YOUR INSTRUCTIONS: Transcribe each line of the material as it is, and drop any picture.
/---
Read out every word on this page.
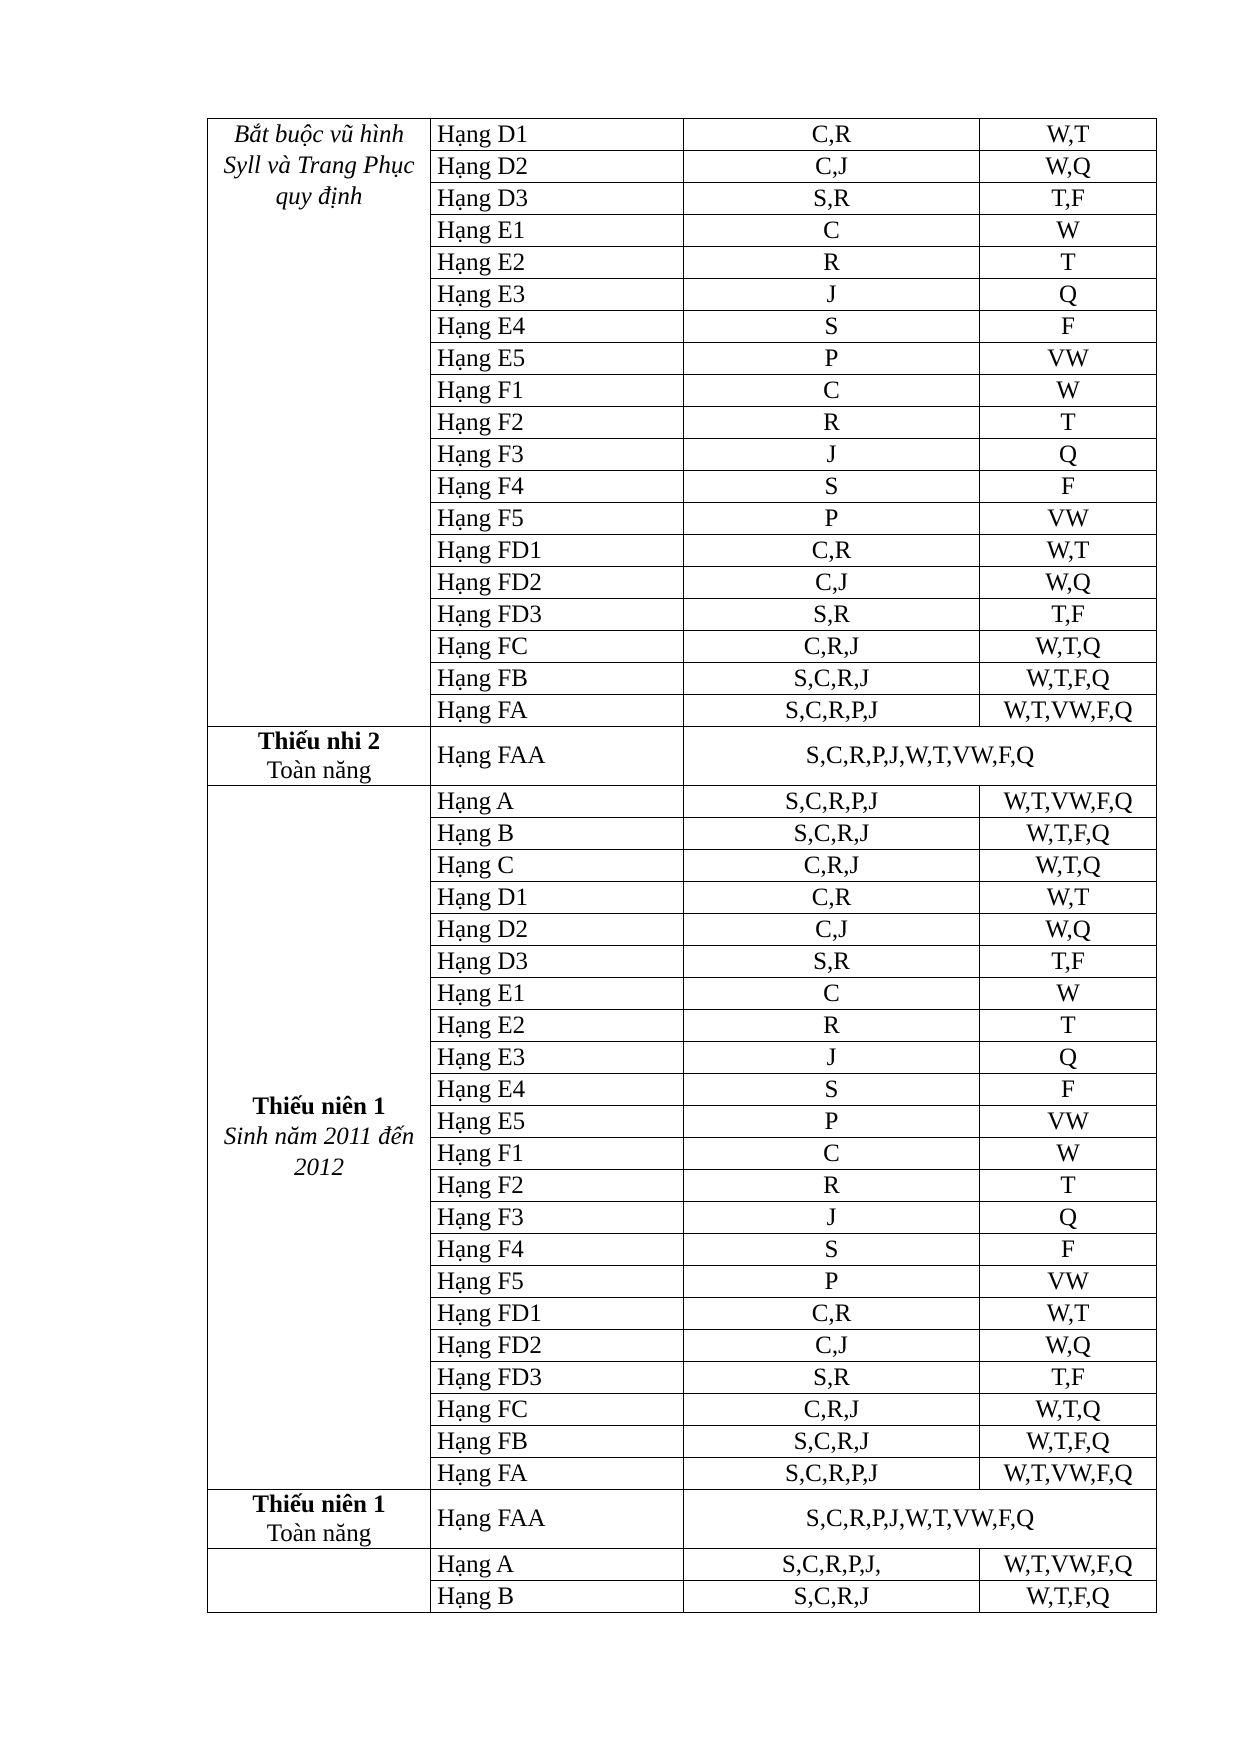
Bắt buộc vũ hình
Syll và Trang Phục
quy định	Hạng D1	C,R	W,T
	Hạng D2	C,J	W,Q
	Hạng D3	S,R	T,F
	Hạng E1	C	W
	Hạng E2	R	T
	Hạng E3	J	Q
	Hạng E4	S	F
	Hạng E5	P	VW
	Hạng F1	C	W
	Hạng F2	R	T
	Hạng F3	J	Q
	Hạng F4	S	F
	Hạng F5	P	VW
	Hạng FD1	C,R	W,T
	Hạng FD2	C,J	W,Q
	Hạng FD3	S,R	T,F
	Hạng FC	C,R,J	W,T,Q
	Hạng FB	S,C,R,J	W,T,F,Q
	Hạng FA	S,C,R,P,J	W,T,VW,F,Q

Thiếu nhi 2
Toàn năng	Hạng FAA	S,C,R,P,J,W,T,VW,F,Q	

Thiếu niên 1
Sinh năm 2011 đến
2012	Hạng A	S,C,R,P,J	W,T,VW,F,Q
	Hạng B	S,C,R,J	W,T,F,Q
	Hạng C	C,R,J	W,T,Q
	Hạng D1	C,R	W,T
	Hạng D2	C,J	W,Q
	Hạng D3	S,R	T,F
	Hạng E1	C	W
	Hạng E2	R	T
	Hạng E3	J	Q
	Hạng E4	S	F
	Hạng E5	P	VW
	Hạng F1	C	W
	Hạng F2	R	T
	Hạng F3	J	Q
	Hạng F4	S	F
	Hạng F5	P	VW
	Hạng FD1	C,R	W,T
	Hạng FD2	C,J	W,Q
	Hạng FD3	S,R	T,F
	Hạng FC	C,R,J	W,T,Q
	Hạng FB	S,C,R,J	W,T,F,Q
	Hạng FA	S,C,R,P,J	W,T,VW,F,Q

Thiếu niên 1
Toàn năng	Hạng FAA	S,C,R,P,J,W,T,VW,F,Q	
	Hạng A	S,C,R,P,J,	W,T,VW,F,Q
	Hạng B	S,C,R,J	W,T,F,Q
\---
SOLVED PROBLEM:
Read out every word on this page.
Bắt buộc vũ hình
Syll và Trang Phục
quy định	Hạng D1	C,R	W,T
	Hạng D2	C,J	W,Q
	Hạng D3	S,R	T,F
	Hạng E1	C	W
	Hạng E2	R	T
	Hạng E3	J	Q
	Hạng E4	S	F
	Hạng E5	P	VW
	Hạng F1	C	W
	Hạng F2	R	T
	Hạng F3	J	Q
	Hạng F4	S	F
	Hạng F5	P	VW
	Hạng FD1	C,R	W,T
	Hạng FD2	C,J	W,Q
	Hạng FD3	S,R	T,F
	Hạng FC	C,R,J	W,T,Q
	Hạng FB	S,C,R,J	W,T,F,Q
	Hạng FA	S,C,R,P,J	W,T,VW,F,Q

Thiếu nhi 2
Toàn năng	Hạng FAA	S,C,R,P,J,W,T,VW,F,Q	

Thiếu niên 1
Sinh năm 2011 đến
2012	Hạng A	S,C,R,P,J	W,T,VW,F,Q
	Hạng B	S,C,R,J	W,T,F,Q
	Hạng C	C,R,J	W,T,Q
	Hạng D1	C,R	W,T
	Hạng D2	C,J	W,Q
	Hạng D3	S,R	T,F
	Hạng E1	C	W
	Hạng E2	R	T
	Hạng E3	J	Q
	Hạng E4	S	F
	Hạng E5	P	VW
	Hạng F1	C	W
	Hạng F2	R	T
	Hạng F3	J	Q
	Hạng F4	S	F
	Hạng F5	P	VW
	Hạng FD1	C,R	W,T
	Hạng FD2	C,J	W,Q
	Hạng FD3	S,R	T,F
	Hạng FC	C,R,J	W,T,Q
	Hạng FB	S,C,R,J	W,T,F,Q
	Hạng FA	S,C,R,P,J	W,T,VW,F,Q

Thiếu niên 1
Toàn năng	Hạng FAA	S,C,R,P,J,W,T,VW,F,Q	
	Hạng A	S,C,R,P,J,	W,T,VW,F,Q
	Hạng B	S,C,R,J	W,T,F,Q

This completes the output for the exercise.